Material provided »
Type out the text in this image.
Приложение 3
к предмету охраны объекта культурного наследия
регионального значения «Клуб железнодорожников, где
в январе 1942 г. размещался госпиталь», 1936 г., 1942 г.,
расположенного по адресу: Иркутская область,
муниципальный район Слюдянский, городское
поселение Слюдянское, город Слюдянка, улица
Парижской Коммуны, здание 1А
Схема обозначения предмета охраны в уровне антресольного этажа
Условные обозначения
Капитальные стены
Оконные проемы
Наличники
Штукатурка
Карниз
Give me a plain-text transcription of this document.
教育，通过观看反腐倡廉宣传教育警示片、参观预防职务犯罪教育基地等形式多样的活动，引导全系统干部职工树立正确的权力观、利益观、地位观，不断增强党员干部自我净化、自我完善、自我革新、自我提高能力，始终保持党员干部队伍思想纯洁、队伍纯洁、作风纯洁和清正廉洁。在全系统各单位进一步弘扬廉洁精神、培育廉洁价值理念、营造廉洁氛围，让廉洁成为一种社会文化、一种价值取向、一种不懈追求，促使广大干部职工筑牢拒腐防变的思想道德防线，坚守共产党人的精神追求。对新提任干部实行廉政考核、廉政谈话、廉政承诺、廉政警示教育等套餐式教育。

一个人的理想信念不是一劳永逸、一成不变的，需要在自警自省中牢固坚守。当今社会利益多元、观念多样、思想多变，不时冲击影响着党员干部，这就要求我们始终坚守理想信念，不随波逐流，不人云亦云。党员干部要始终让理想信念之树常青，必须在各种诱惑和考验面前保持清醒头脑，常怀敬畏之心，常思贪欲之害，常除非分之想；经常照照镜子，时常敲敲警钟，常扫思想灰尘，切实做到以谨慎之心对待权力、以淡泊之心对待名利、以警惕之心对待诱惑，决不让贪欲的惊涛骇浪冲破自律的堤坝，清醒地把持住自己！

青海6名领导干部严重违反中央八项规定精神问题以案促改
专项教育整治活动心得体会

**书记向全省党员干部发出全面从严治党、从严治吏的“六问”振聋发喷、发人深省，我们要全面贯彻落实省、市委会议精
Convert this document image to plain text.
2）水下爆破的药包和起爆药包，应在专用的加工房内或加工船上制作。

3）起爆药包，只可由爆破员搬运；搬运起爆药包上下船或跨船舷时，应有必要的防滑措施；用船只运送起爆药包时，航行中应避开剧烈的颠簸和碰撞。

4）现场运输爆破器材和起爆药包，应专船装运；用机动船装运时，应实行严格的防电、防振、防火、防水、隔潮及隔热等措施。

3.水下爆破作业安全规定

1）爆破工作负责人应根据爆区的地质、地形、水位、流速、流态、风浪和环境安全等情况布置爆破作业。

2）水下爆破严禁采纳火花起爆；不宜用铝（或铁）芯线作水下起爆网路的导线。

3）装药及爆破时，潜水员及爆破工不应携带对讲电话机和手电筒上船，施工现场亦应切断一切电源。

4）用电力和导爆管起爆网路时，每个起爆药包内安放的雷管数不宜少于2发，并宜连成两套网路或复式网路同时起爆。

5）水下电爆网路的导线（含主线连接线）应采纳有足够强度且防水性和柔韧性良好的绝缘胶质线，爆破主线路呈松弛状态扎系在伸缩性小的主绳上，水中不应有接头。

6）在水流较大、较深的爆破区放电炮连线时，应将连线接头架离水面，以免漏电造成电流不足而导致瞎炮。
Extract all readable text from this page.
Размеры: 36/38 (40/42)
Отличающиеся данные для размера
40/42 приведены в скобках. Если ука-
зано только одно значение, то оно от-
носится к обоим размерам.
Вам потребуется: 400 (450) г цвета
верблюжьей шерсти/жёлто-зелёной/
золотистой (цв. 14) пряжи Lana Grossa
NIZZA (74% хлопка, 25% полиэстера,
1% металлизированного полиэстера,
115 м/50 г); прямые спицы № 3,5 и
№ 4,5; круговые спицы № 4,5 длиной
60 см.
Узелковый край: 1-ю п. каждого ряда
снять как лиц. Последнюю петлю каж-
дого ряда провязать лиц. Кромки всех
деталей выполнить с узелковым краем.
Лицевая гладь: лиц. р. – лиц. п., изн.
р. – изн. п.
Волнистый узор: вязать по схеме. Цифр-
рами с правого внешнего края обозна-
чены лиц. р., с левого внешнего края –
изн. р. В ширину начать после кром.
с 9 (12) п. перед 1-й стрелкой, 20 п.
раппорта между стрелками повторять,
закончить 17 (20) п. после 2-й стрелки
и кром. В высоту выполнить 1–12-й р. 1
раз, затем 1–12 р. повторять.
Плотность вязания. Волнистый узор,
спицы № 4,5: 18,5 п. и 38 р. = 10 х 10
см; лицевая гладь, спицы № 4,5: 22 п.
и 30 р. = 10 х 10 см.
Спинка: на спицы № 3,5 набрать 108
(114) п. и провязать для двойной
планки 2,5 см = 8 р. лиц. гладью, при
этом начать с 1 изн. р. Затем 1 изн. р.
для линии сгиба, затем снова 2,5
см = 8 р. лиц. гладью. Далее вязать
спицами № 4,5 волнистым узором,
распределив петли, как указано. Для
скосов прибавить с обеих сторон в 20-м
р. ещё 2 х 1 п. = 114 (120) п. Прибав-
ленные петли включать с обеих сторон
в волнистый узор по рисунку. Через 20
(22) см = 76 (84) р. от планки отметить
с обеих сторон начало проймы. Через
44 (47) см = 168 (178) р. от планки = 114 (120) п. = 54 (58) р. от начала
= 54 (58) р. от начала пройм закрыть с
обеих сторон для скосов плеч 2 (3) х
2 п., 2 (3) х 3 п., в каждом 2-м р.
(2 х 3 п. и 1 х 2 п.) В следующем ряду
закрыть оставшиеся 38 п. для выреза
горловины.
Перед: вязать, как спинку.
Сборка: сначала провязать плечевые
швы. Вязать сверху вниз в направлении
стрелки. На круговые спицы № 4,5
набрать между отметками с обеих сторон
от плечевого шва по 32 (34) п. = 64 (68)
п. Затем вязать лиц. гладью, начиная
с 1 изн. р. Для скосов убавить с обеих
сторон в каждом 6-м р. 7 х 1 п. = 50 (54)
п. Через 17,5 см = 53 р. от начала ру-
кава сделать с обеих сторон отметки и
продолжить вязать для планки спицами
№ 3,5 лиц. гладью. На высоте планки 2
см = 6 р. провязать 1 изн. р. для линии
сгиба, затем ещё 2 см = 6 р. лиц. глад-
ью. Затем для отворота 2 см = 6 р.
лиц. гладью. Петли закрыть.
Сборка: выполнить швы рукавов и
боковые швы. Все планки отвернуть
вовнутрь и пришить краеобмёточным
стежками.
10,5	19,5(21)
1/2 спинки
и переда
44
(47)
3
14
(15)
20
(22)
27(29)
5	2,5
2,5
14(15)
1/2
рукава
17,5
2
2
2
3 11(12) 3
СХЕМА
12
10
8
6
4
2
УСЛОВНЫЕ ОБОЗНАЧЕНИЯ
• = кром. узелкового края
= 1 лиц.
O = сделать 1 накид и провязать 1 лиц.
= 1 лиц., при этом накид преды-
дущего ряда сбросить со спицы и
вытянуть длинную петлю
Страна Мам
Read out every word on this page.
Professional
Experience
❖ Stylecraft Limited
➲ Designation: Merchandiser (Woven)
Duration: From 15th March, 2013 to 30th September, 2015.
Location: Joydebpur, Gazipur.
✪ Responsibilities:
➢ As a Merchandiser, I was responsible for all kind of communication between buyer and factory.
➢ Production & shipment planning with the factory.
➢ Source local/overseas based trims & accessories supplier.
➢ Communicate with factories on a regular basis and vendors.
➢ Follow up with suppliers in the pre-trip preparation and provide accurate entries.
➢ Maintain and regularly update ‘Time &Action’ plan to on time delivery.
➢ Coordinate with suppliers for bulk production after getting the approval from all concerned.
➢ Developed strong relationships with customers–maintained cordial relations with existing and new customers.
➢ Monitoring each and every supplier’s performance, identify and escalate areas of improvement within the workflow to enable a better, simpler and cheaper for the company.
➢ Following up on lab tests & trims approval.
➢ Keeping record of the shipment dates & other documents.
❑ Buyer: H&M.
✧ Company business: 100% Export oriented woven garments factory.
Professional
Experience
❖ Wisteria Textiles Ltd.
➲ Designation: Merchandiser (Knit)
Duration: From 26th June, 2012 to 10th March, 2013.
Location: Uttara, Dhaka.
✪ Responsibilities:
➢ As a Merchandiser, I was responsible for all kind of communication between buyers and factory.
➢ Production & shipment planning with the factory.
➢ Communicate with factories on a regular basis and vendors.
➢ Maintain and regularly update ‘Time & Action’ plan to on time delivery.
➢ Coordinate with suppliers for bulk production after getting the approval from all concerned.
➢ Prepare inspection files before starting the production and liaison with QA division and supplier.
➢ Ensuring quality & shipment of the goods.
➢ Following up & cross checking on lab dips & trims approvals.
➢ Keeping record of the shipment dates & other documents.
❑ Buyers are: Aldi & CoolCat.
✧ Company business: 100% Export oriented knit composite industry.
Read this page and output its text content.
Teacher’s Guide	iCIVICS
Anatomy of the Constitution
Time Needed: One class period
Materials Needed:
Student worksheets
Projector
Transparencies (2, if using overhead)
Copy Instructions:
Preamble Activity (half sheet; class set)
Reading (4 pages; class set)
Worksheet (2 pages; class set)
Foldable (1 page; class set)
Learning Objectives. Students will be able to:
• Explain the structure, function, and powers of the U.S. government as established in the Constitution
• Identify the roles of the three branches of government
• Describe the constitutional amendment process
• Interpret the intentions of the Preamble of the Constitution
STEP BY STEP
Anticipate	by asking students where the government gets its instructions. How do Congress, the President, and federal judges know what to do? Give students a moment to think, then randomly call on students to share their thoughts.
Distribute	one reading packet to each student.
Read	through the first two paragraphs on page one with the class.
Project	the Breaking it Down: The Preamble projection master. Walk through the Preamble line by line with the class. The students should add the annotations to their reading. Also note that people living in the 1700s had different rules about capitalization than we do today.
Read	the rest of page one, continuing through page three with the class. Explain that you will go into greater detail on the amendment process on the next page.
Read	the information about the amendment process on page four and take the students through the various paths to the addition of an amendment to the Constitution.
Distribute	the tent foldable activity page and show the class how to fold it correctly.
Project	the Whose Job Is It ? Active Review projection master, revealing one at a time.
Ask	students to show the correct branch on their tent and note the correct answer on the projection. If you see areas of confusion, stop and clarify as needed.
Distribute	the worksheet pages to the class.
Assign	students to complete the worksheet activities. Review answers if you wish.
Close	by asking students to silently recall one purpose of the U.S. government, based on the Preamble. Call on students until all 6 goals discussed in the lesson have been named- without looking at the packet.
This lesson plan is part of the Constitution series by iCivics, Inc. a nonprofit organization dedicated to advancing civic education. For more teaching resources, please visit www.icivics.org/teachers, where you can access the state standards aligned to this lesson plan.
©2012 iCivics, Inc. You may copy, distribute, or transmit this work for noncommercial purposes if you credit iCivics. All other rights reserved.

What the exercise asks » Count the lines in which the string "Give" appears, then report only that figure.

Task result » 2